>> START Dataset

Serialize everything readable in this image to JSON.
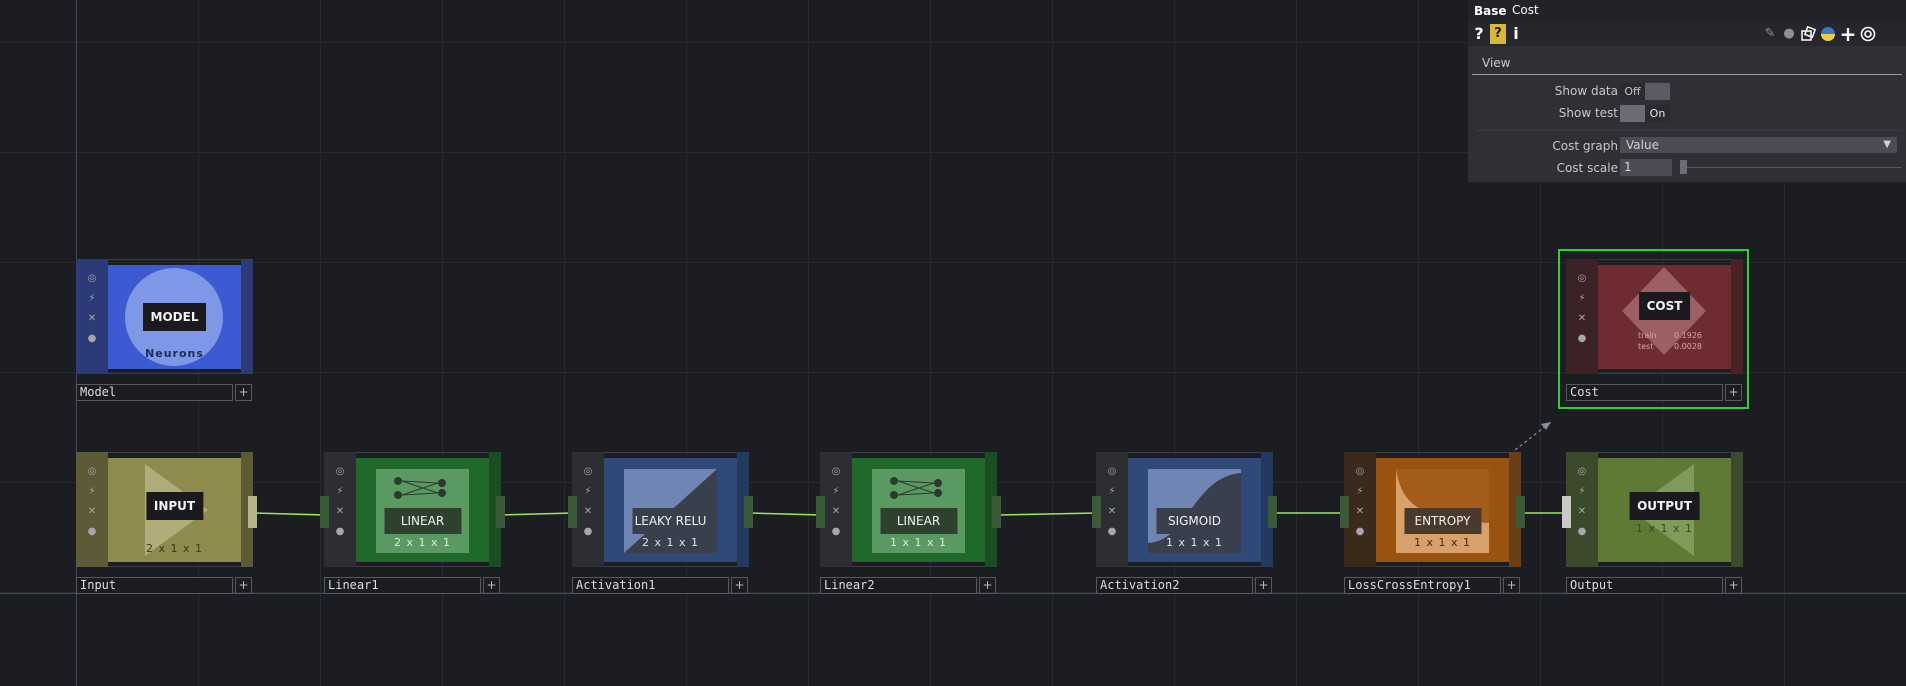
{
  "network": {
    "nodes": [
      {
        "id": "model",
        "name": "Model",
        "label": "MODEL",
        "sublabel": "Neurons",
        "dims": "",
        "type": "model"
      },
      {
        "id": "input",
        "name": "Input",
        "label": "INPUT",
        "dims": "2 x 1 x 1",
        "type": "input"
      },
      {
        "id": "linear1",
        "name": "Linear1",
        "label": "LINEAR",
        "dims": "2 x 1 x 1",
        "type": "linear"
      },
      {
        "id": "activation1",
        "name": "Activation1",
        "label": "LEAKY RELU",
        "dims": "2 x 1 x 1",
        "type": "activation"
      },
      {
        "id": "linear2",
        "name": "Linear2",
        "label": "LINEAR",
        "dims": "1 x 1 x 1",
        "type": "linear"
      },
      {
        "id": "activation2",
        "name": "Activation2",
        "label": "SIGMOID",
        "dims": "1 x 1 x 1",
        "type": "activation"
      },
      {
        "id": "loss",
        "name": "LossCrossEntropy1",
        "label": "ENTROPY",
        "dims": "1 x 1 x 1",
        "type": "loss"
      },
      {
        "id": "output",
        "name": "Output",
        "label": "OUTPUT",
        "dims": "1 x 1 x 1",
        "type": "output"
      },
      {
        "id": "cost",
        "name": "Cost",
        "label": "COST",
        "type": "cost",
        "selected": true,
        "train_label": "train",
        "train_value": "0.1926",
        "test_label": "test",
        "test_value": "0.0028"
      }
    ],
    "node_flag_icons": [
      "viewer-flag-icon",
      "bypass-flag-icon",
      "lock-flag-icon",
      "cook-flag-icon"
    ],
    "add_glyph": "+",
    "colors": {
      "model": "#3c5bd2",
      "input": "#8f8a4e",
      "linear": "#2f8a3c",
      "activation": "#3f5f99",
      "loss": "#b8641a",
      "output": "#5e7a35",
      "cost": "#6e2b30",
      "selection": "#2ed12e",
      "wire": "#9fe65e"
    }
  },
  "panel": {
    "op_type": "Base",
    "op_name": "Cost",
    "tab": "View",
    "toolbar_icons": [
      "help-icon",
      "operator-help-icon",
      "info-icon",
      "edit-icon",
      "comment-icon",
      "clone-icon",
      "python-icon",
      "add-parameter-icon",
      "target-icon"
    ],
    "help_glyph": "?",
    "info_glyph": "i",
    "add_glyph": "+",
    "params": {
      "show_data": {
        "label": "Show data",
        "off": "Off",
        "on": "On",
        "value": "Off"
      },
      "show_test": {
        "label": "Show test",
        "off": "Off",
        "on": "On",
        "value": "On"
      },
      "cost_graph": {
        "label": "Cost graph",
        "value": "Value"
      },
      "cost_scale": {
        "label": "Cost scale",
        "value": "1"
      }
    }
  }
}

>> END Dataset

Exercise directions: Each line above is to be copied verbatim. Drop any image from the copy.

Exercise answer:
Serialize everything readable in this image to JSON.
{
  "network": {
    "nodes": [
      {
        "id": "model",
        "name": "Model",
        "label": "MODEL",
        "sublabel": "Neurons",
        "dims": "",
        "type": "model"
      },
      {
        "id": "input",
        "name": "Input",
        "label": "INPUT",
        "dims": "2 x 1 x 1",
        "type": "input"
      },
      {
        "id": "linear1",
        "name": "Linear1",
        "label": "LINEAR",
        "dims": "2 x 1 x 1",
        "type": "linear"
      },
      {
        "id": "activation1",
        "name": "Activation1",
        "label": "LEAKY RELU",
        "dims": "2 x 1 x 1",
        "type": "activation"
      },
      {
        "id": "linear2",
        "name": "Linear2",
        "label": "LINEAR",
        "dims": "1 x 1 x 1",
        "type": "linear"
      },
      {
        "id": "activation2",
        "name": "Activation2",
        "label": "SIGMOID",
        "dims": "1 x 1 x 1",
        "type": "activation"
      },
      {
        "id": "loss",
        "name": "LossCrossEntropy1",
        "label": "ENTROPY",
        "dims": "1 x 1 x 1",
        "type": "loss"
      },
      {
        "id": "output",
        "name": "Output",
        "label": "OUTPUT",
        "dims": "1 x 1 x 1",
        "type": "output"
      },
      {
        "id": "cost",
        "name": "Cost",
        "label": "COST",
        "type": "cost",
        "selected": true,
        "train_label": "train",
        "train_value": "0.1926",
        "test_label": "test",
        "test_value": "0.0028"
      }
    ],
    "node_flag_icons": [
      "viewer-flag-icon",
      "bypass-flag-icon",
      "lock-flag-icon",
      "cook-flag-icon"
    ],
    "add_glyph": "+",
    "colors": {
      "model": "#3c5bd2",
      "input": "#8f8a4e",
      "linear": "#2f8a3c",
      "activation": "#3f5f99",
      "loss": "#b8641a",
      "output": "#5e7a35",
      "cost": "#6e2b30",
      "selection": "#2ed12e",
      "wire": "#9fe65e"
    }
  },
  "panel": {
    "op_type": "Base",
    "op_name": "Cost",
    "tab": "View",
    "toolbar_icons": [
      "help-icon",
      "operator-help-icon",
      "info-icon",
      "edit-icon",
      "comment-icon",
      "clone-icon",
      "python-icon",
      "add-parameter-icon",
      "target-icon"
    ],
    "help_glyph": "?",
    "info_glyph": "i",
    "add_glyph": "+",
    "params": {
      "show_data": {
        "label": "Show data",
        "off": "Off",
        "on": "On",
        "value": "Off"
      },
      "show_test": {
        "label": "Show test",
        "off": "Off",
        "on": "On",
        "value": "On"
      },
      "cost_graph": {
        "label": "Cost graph",
        "value": "Value"
      },
      "cost_scale": {
        "label": "Cost scale",
        "value": "1"
      }
    }
  }
}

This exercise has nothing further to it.